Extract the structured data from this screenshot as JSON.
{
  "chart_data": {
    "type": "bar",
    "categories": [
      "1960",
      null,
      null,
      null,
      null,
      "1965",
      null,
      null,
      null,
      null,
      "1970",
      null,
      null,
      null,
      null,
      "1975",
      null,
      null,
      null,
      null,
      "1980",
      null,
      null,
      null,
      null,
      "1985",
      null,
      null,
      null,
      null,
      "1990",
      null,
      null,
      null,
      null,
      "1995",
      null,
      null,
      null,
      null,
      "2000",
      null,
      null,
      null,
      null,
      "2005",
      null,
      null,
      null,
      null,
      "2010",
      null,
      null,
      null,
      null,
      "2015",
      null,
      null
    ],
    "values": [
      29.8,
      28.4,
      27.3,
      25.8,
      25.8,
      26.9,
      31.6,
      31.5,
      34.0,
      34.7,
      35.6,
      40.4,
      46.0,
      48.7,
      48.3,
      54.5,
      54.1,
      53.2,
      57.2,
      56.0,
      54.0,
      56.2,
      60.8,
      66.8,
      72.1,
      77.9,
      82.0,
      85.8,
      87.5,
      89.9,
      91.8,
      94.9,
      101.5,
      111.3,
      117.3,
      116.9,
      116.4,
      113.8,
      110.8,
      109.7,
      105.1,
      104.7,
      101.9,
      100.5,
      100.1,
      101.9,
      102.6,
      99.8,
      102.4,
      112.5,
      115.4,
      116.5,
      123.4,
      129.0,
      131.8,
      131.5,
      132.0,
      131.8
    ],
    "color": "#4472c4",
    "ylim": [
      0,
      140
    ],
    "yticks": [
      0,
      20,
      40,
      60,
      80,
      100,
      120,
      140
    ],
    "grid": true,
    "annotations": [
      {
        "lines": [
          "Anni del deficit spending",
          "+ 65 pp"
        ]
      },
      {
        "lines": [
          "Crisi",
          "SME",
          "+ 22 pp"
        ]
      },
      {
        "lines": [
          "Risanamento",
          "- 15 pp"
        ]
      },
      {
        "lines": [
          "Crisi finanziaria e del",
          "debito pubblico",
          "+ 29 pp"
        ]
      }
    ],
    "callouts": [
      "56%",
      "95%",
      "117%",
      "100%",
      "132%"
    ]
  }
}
* * *
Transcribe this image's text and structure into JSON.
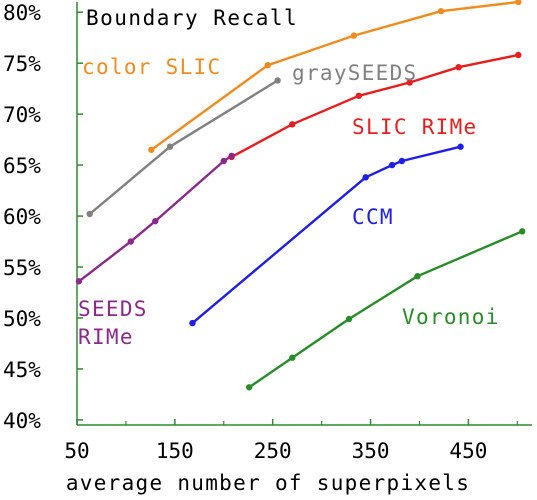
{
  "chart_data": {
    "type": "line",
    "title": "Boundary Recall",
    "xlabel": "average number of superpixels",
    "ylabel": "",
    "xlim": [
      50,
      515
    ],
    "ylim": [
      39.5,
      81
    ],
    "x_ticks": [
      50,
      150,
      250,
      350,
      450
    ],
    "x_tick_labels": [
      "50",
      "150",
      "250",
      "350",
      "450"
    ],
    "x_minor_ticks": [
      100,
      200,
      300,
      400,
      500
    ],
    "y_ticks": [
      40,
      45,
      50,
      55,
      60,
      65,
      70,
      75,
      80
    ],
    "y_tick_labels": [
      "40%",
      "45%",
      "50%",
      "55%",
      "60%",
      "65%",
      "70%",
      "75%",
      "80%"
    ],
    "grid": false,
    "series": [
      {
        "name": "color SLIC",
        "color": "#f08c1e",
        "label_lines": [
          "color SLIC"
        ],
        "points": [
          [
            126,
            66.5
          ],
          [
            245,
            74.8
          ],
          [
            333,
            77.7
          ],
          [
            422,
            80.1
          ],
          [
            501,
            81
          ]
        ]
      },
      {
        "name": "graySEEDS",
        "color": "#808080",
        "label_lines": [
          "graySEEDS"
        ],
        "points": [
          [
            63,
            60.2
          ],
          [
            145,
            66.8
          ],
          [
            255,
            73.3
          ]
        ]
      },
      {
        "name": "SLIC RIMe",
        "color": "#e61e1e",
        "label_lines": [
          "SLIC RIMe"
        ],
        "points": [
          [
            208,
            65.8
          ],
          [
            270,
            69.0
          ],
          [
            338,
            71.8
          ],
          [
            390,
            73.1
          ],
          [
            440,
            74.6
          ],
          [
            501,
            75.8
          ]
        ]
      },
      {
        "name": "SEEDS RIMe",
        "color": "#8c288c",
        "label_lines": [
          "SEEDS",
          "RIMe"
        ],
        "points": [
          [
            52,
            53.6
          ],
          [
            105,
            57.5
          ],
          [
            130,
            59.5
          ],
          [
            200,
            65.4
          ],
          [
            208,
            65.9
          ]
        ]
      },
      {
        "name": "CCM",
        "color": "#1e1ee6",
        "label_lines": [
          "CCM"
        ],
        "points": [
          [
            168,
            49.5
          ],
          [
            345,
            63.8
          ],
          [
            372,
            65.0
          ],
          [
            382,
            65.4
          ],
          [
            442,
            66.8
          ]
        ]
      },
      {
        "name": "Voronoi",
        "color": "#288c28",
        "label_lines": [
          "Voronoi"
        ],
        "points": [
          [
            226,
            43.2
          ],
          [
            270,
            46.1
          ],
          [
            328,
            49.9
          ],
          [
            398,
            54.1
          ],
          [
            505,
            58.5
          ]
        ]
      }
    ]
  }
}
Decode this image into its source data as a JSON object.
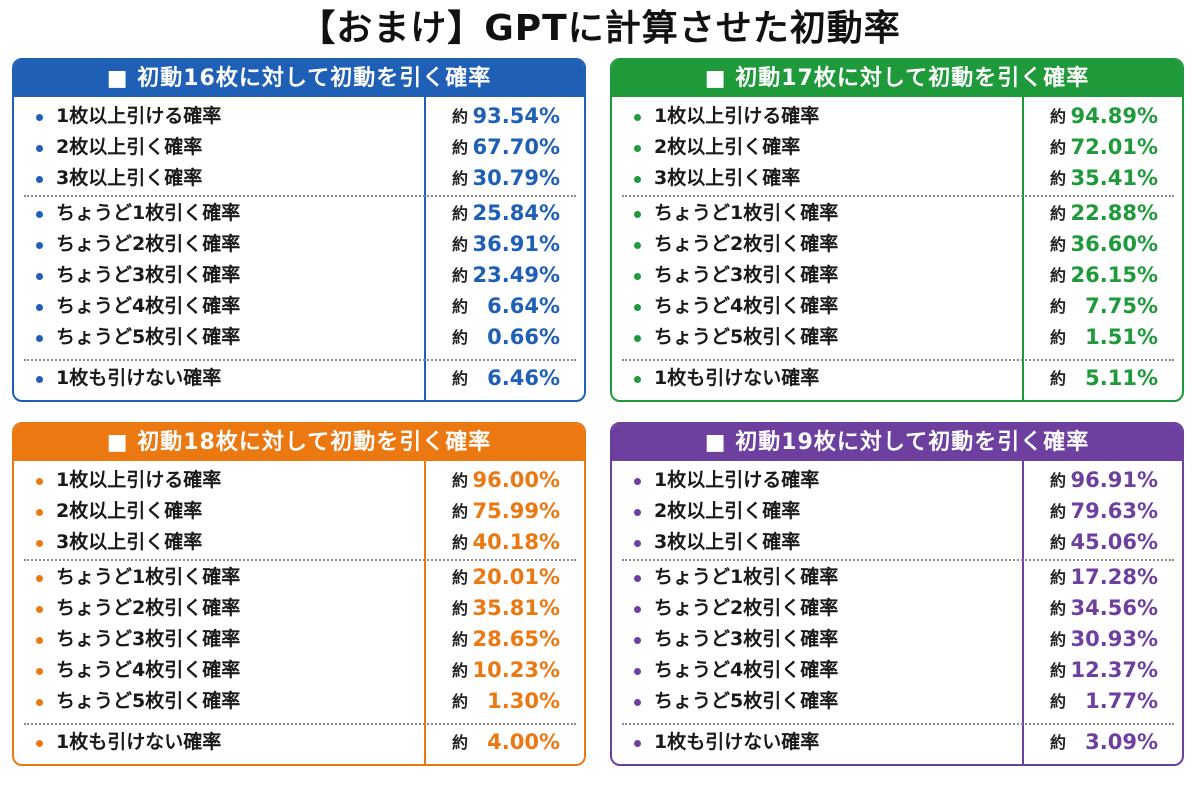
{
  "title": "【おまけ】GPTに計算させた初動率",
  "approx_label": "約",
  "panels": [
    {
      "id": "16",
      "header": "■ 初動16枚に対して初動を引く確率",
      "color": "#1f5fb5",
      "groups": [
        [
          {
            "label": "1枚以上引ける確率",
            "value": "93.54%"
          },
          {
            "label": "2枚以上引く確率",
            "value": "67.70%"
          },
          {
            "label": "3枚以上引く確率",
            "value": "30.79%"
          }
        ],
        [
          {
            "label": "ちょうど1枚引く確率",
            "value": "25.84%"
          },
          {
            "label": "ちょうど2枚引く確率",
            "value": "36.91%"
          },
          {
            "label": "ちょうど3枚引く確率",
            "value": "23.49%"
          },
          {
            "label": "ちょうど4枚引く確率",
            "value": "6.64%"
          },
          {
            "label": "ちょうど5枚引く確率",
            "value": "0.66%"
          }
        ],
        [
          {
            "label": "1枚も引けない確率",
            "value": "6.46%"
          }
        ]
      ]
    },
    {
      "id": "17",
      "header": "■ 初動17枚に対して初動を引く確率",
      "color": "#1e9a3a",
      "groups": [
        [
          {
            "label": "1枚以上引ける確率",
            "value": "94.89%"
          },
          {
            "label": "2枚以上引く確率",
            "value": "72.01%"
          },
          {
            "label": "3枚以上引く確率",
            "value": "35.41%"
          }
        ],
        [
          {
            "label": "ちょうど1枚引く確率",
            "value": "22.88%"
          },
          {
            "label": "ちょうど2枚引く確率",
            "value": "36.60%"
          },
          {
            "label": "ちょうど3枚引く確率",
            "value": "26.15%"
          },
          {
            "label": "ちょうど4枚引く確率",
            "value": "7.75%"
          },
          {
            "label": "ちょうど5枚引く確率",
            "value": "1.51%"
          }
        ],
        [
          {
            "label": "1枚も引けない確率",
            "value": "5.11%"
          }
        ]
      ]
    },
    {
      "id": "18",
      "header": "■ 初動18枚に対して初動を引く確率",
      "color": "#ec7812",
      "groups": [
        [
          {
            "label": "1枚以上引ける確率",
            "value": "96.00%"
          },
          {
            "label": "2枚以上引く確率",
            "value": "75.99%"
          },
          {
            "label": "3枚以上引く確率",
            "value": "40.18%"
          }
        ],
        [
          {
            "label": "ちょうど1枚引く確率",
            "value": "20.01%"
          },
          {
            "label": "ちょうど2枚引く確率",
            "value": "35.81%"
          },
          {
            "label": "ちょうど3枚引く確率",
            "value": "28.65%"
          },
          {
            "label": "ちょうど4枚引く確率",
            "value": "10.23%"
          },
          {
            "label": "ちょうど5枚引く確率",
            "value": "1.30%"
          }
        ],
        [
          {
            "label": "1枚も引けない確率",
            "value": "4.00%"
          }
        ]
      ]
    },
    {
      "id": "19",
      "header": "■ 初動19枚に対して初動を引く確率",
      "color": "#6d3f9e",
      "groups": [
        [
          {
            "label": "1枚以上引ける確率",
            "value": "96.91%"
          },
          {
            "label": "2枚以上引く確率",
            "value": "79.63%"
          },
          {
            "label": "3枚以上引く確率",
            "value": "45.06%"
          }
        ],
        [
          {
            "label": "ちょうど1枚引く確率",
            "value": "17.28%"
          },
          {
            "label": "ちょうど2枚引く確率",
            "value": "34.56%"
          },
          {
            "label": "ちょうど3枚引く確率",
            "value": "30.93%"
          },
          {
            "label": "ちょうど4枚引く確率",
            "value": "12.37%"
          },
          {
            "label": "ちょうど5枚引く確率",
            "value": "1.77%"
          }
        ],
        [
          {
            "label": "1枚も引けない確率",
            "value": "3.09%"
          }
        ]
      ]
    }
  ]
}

• **Work instructions**: Check every line for "RIMe" and show the ones that have it.

• **Task result**:
        "name": "SLIC RIMe",
          "SLIC RIMe"
        "name": "SEEDS RIMe",
          "RIMe"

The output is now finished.